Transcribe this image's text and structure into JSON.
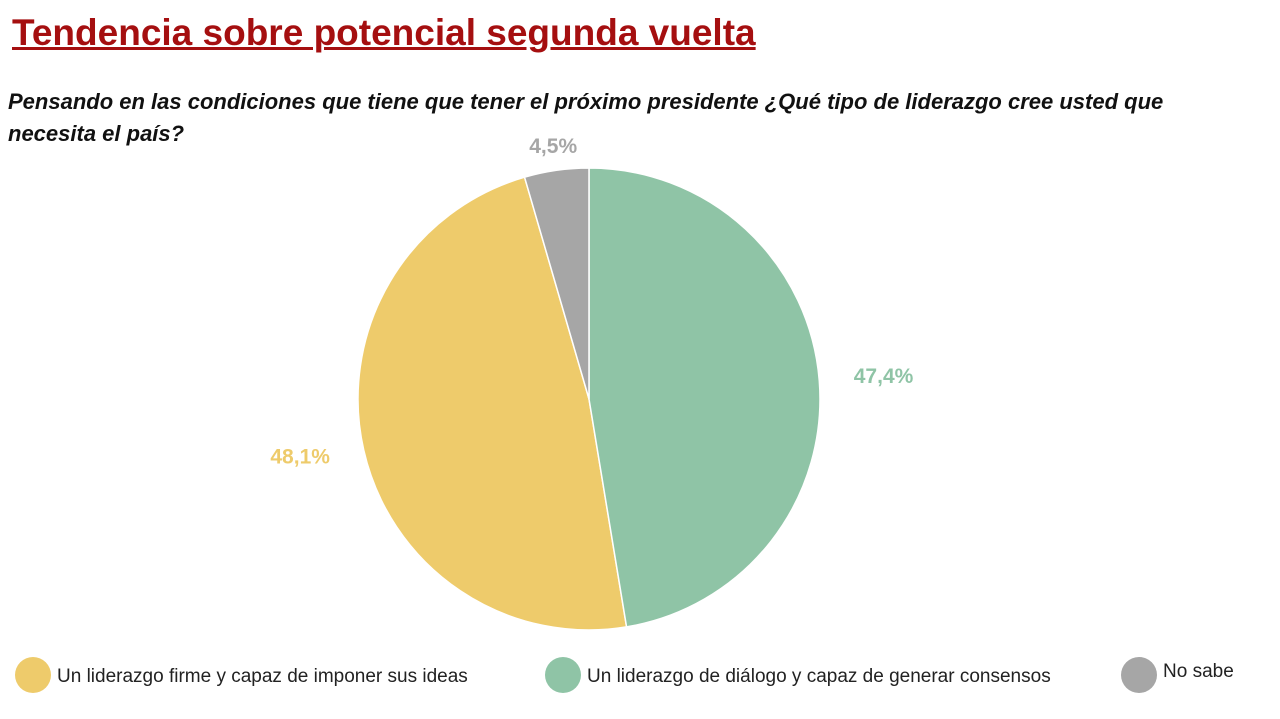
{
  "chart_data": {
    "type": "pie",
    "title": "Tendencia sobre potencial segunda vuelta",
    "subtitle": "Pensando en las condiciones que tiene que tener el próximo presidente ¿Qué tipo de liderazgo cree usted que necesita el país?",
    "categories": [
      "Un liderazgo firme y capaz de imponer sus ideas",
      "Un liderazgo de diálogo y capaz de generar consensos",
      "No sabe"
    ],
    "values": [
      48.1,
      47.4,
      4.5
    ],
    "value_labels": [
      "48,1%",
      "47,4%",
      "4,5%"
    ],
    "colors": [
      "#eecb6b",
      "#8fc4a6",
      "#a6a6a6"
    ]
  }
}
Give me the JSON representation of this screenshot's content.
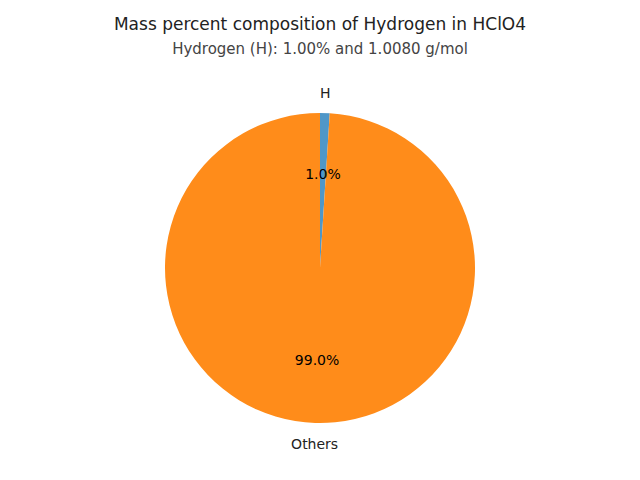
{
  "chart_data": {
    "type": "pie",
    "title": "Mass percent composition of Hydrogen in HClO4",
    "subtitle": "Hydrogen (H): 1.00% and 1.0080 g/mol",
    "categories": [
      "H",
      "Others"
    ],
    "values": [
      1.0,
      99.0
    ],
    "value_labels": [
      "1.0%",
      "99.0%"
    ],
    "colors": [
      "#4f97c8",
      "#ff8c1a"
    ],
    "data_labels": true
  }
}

==

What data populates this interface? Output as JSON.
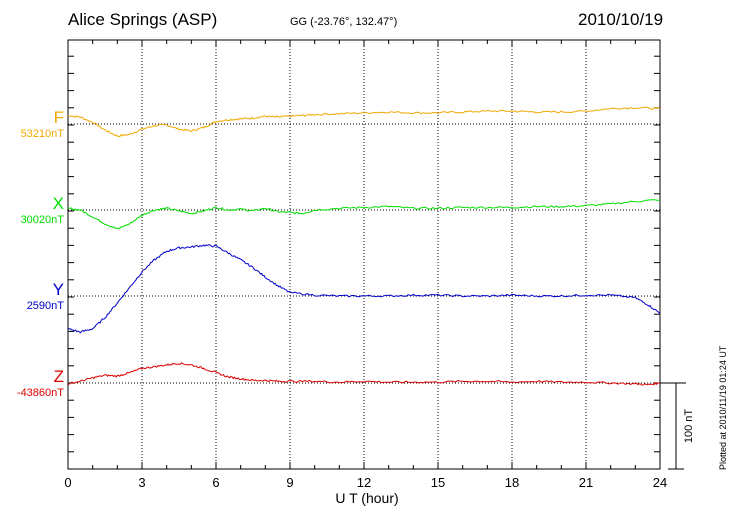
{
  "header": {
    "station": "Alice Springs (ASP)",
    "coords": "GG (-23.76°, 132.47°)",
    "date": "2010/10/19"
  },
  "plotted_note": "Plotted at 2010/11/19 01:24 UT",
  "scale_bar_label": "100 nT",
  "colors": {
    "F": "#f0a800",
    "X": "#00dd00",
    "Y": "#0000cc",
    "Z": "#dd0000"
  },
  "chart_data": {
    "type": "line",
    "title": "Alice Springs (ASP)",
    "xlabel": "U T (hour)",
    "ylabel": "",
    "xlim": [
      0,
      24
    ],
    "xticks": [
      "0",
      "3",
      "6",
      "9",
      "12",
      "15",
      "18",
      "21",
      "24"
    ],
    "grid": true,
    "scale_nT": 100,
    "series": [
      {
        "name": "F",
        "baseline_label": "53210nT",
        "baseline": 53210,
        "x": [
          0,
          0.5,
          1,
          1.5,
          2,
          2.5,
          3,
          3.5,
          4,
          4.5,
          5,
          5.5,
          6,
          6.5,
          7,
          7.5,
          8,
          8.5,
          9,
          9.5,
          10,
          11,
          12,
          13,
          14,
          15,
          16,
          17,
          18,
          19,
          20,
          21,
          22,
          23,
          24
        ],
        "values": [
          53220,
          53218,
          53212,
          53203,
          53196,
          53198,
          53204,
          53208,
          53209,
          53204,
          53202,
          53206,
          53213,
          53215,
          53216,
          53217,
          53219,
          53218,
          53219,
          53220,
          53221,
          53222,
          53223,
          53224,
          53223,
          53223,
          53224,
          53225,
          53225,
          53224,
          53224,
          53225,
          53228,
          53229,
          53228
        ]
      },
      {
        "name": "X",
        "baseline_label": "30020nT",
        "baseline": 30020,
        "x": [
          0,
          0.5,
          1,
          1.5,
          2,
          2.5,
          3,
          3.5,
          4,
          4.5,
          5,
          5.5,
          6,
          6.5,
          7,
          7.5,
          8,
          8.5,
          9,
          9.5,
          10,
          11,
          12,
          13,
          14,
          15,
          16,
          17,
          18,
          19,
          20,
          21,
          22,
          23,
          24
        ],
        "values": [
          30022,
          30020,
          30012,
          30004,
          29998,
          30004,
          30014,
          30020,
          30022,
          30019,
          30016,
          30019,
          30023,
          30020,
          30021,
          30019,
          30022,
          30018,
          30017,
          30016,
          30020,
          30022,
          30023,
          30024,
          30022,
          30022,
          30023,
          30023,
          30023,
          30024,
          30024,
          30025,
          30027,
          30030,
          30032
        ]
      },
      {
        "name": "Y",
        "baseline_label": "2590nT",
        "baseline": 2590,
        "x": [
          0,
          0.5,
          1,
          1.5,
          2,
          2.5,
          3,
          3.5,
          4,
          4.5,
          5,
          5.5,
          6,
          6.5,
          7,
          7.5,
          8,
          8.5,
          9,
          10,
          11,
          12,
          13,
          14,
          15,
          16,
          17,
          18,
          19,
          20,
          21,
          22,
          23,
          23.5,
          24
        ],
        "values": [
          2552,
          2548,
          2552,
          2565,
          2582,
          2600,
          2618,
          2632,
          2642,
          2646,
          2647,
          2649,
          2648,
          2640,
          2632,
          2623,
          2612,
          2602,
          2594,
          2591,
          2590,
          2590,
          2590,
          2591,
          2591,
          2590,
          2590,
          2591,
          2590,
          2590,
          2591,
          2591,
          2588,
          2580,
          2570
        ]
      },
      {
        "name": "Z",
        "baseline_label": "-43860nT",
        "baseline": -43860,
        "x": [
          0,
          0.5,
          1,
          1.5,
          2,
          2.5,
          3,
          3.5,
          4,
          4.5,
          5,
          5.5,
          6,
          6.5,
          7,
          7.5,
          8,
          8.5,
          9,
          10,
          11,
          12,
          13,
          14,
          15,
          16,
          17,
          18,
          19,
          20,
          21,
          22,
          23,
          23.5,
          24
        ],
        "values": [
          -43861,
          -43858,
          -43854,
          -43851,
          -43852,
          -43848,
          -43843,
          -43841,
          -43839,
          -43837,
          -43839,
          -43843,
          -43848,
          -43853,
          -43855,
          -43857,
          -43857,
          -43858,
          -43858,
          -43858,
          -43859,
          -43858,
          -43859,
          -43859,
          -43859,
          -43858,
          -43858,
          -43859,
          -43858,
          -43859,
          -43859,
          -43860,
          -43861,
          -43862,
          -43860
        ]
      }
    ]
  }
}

● What is needed
Tally the lines in the entries above that hold the word "JSON". Reply with nothing but that count.

● Answer to the task
3